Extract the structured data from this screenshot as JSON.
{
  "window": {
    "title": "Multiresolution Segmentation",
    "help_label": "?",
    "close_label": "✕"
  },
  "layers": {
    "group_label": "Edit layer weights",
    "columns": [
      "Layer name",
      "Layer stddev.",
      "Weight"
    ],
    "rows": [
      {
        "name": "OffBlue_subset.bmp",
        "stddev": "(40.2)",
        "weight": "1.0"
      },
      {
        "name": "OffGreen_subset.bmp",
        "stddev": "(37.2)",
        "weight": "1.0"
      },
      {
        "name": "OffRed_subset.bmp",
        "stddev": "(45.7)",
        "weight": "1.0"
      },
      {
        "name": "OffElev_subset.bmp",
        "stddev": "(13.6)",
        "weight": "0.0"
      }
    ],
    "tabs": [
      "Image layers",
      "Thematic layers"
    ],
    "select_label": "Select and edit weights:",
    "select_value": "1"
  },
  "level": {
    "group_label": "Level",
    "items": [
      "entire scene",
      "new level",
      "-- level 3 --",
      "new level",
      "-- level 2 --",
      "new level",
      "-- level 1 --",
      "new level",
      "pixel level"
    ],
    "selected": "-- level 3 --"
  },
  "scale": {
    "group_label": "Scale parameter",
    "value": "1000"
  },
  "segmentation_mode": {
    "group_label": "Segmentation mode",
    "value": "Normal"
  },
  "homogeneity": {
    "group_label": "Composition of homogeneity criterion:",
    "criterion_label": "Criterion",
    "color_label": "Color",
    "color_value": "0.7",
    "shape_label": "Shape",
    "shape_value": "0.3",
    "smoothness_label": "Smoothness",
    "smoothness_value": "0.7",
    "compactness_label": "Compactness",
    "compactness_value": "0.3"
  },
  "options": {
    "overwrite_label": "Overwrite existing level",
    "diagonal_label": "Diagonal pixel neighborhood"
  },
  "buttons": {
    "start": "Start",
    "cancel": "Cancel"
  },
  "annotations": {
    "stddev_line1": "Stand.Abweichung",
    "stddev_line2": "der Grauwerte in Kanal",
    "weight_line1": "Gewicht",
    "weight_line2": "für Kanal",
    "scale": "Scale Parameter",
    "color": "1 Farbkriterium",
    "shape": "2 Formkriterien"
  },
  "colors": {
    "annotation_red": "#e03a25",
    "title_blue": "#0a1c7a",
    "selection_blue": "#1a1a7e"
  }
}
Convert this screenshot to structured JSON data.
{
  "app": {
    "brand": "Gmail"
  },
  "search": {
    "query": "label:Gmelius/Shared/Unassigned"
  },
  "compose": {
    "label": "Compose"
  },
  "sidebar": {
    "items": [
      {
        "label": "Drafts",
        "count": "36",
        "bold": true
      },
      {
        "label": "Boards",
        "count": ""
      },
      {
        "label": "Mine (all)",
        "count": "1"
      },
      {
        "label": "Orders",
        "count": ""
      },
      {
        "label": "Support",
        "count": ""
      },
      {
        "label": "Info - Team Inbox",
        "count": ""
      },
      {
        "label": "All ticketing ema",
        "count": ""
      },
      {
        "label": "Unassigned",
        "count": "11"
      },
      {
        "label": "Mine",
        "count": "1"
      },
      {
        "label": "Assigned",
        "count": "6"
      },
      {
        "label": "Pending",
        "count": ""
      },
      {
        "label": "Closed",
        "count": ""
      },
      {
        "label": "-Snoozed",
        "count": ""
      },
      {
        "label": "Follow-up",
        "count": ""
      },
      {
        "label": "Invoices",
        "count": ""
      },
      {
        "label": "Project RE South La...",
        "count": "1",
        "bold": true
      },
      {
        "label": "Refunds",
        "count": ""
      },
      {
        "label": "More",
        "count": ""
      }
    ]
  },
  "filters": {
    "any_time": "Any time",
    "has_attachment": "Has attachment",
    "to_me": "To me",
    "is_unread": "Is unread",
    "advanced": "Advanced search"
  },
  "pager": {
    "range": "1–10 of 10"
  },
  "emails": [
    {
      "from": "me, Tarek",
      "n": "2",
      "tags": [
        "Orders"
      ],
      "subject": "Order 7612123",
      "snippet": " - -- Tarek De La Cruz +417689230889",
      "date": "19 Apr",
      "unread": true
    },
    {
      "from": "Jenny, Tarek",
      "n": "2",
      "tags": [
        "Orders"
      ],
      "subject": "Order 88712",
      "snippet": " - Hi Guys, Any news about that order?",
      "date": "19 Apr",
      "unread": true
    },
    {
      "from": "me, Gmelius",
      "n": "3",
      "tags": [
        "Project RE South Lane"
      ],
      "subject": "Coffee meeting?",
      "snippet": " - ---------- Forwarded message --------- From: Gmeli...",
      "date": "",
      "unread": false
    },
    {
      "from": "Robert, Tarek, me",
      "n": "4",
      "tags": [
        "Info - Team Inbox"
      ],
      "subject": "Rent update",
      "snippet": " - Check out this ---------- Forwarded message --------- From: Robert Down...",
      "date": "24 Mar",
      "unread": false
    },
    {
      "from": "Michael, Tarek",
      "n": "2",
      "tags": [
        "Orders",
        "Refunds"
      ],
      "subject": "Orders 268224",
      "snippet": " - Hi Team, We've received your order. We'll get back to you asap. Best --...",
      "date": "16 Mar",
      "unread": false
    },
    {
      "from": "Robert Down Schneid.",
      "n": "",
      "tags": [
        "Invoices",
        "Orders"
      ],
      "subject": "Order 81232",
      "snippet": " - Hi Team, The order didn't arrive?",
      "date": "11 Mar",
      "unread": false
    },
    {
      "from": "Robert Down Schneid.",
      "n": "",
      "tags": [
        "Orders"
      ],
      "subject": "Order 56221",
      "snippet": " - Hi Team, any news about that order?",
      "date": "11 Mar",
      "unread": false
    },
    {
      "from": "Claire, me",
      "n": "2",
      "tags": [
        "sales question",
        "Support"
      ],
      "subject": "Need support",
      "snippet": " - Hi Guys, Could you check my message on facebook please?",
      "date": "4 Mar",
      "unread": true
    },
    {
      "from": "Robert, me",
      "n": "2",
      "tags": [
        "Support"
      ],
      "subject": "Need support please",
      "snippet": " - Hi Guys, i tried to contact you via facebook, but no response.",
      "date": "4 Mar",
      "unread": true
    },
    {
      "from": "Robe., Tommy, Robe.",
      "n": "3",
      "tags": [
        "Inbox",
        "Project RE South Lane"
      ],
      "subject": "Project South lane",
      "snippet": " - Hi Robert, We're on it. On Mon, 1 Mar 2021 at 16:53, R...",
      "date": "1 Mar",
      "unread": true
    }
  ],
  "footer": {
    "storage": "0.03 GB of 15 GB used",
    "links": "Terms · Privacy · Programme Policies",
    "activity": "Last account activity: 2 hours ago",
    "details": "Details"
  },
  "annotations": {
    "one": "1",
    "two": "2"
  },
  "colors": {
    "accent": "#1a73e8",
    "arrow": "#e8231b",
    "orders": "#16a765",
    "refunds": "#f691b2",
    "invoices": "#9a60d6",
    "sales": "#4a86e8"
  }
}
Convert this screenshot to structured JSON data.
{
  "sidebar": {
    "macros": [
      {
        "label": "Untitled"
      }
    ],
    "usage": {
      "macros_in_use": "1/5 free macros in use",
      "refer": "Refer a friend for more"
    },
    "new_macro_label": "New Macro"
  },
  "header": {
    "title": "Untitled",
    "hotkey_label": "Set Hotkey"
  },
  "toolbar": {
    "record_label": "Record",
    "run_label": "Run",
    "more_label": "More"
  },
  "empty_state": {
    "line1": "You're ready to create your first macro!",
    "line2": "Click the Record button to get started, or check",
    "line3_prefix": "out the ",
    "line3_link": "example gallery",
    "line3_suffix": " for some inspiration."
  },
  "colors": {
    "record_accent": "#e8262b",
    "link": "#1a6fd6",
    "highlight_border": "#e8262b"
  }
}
---------------
» **PROBLEM REQUIREMENTS**
Write out the material exactly as given.

» **RESPONSE TO THE EXERCISE**
Extract the structured data from this screenshot as JSON.
{
  "window": {
    "title": "Multiresolution Segmentation",
    "help_label": "?",
    "close_label": "✕"
  },
  "layers": {
    "group_label": "Edit layer weights",
    "columns": [
      "Layer name",
      "Layer stddev.",
      "Weight"
    ],
    "rows": [
      {
        "name": "OffBlue_subset.bmp",
        "stddev": "(40.2)",
        "weight": "1.0"
      },
      {
        "name": "OffGreen_subset.bmp",
        "stddev": "(37.2)",
        "weight": "1.0"
      },
      {
        "name": "OffRed_subset.bmp",
        "stddev": "(45.7)",
        "weight": "1.0"
      },
      {
        "name": "OffElev_subset.bmp",
        "stddev": "(13.6)",
        "weight": "0.0"
      }
    ],
    "tabs": [
      "Image layers",
      "Thematic layers"
    ],
    "select_label": "Select and edit weights:",
    "select_value": "1"
  },
  "level": {
    "group_label": "Level",
    "items": [
      "entire scene",
      "new level",
      "-- level 3 --",
      "new level",
      "-- level 2 --",
      "new level",
      "-- level 1 --",
      "new level",
      "pixel level"
    ],
    "selected": "-- level 3 --"
  },
  "scale": {
    "group_label": "Scale parameter",
    "value": "1000"
  },
  "segmentation_mode": {
    "group_label": "Segmentation mode",
    "value": "Normal"
  },
  "homogeneity": {
    "group_label": "Composition of homogeneity criterion:",
    "criterion_label": "Criterion",
    "color_label": "Color",
    "color_value": "0.7",
    "shape_label": "Shape",
    "shape_value": "0.3",
    "smoothness_label": "Smoothness",
    "smoothness_value": "0.7",
    "compactness_label": "Compactness",
    "compactness_value": "0.3"
  },
  "options": {
    "overwrite_label": "Overwrite existing level",
    "diagonal_label": "Diagonal pixel neighborhood"
  },
  "buttons": {
    "start": "Start",
    "cancel": "Cancel"
  },
  "annotations": {
    "stddev_line1": "Stand.Abweichung",
    "stddev_line2": "der Grauwerte in Kanal",
    "weight_line1": "Gewicht",
    "weight_line2": "für Kanal",
    "scale": "Scale Parameter",
    "color": "1 Farbkriterium",
    "shape": "2 Formkriterien"
  },
  "colors": {
    "annotation_red": "#e03a25",
    "title_blue": "#0a1c7a",
    "selection_blue": "#1a1a7e"
  }
}
Convert this screenshot to structured JSON data.
{
  "app": {
    "brand": "Gmail"
  },
  "search": {
    "query": "label:Gmelius/Shared/Unassigned"
  },
  "compose": {
    "label": "Compose"
  },
  "sidebar": {
    "items": [
      {
        "label": "Drafts",
        "count": "36",
        "bold": true
      },
      {
        "label": "Boards",
        "count": ""
      },
      {
        "label": "Mine (all)",
        "count": "1"
      },
      {
        "label": "Orders",
        "count": ""
      },
      {
        "label": "Support",
        "count": ""
      },
      {
        "label": "Info - Team Inbox",
        "count": ""
      },
      {
        "label": "All ticketing ema",
        "count": ""
      },
      {
        "label": "Unassigned",
        "count": "11"
      },
      {
        "label": "Mine",
        "count": "1"
      },
      {
        "label": "Assigned",
        "count": "6"
      },
      {
        "label": "Pending",
        "count": ""
      },
      {
        "label": "Closed",
        "count": ""
      },
      {
        "label": "-Snoozed",
        "count": ""
      },
      {
        "label": "Follow-up",
        "count": ""
      },
      {
        "label": "Invoices",
        "count": ""
      },
      {
        "label": "Project RE South La...",
        "count": "1",
        "bold": true
      },
      {
        "label": "Refunds",
        "count": ""
      },
      {
        "label": "More",
        "count": ""
      }
    ]
  },
  "filters": {
    "any_time": "Any time",
    "has_attachment": "Has attachment",
    "to_me": "To me",
    "is_unread": "Is unread",
    "advanced": "Advanced search"
  },
  "pager": {
    "range": "1–10 of 10"
  },
  "emails": [
    {
      "from": "me, Tarek",
      "n": "2",
      "tags": [
        "Orders"
      ],
      "subject": "Order 7612123",
      "snippet": " - -- Tarek De La Cruz +417689230889",
      "date": "19 Apr",
      "unread": true
    },
    {
      "from": "Jenny, Tarek",
      "n": "2",
      "tags": [
        "Orders"
      ],
      "subject": "Order 88712",
      "snippet": " - Hi Guys, Any news about that order?",
      "date": "19 Apr",
      "unread": true
    },
    {
      "from": "me, Gmelius",
      "n": "3",
      "tags": [
        "Project RE South Lane"
      ],
      "subject": "Coffee meeting?",
      "snippet": " - ---------- Forwarded message --------- From: Gmeli...",
      "date": "",
      "unread": false
    },
    {
      "from": "Robert, Tarek, me",
      "n": "4",
      "tags": [
        "Info - Team Inbox"
      ],
      "subject": "Rent update",
      "snippet": " - Check out this ---------- Forwarded message --------- From: Robert Down...",
      "date": "24 Mar",
      "unread": false
    },
    {
      "from": "Michael, Tarek",
      "n": "2",
      "tags": [
        "Orders",
        "Refunds"
      ],
      "subject": "Orders 268224",
      "snippet": " - Hi Team, We've received your order. We'll get back to you asap. Best --...",
      "date": "16 Mar",
      "unread": false
    },
    {
      "from": "Robert Down Schneid.",
      "n": "",
      "tags": [
        "Invoices",
        "Orders"
      ],
      "subject": "Order 81232",
      "snippet": " - Hi Team, The order didn't arrive?",
      "date": "11 Mar",
      "unread": false
    },
    {
      "from": "Robert Down Schneid.",
      "n": "",
      "tags": [
        "Orders"
      ],
      "subject": "Order 56221",
      "snippet": " - Hi Team, any news about that order?",
      "date": "11 Mar",
      "unread": false
    },
    {
      "from": "Claire, me",
      "n": "2",
      "tags": [
        "sales question",
        "Support"
      ],
      "subject": "Need support",
      "snippet": " - Hi Guys, Could you check my message on facebook please?",
      "date": "4 Mar",
      "unread": true
    },
    {
      "from": "Robert, me",
      "n": "2",
      "tags": [
        "Support"
      ],
      "subject": "Need support please",
      "snippet": " - Hi Guys, i tried to contact you via facebook, but no response.",
      "date": "4 Mar",
      "unread": true
    },
    {
      "from": "Robe., Tommy, Robe.",
      "n": "3",
      "tags": [
        "Inbox",
        "Project RE South Lane"
      ],
      "subject": "Project South lane",
      "snippet": " - Hi Robert, We're on it. On Mon, 1 Mar 2021 at 16:53, R...",
      "date": "1 Mar",
      "unread": true
    }
  ],
  "footer": {
    "storage": "0.03 GB of 15 GB used",
    "links": "Terms · Privacy · Programme Policies",
    "activity": "Last account activity: 2 hours ago",
    "details": "Details"
  },
  "annotations": {
    "one": "1",
    "two": "2"
  },
  "colors": {
    "accent": "#1a73e8",
    "arrow": "#e8231b",
    "orders": "#16a765",
    "refunds": "#f691b2",
    "invoices": "#9a60d6",
    "sales": "#4a86e8"
  }
}
Convert this screenshot to structured JSON data.
{
  "sidebar": {
    "macros": [
      {
        "label": "Untitled"
      }
    ],
    "usage": {
      "macros_in_use": "1/5 free macros in use",
      "refer": "Refer a friend for more"
    },
    "new_macro_label": "New Macro"
  },
  "header": {
    "title": "Untitled",
    "hotkey_label": "Set Hotkey"
  },
  "toolbar": {
    "record_label": "Record",
    "run_label": "Run",
    "more_label": "More"
  },
  "empty_state": {
    "line1": "You're ready to create your first macro!",
    "line2": "Click the Record button to get started, or check",
    "line3_prefix": "out the ",
    "line3_link": "example gallery",
    "line3_suffix": " for some inspiration."
  },
  "colors": {
    "record_accent": "#e8262b",
    "link": "#1a6fd6",
    "highlight_border": "#e8262b"
  }
}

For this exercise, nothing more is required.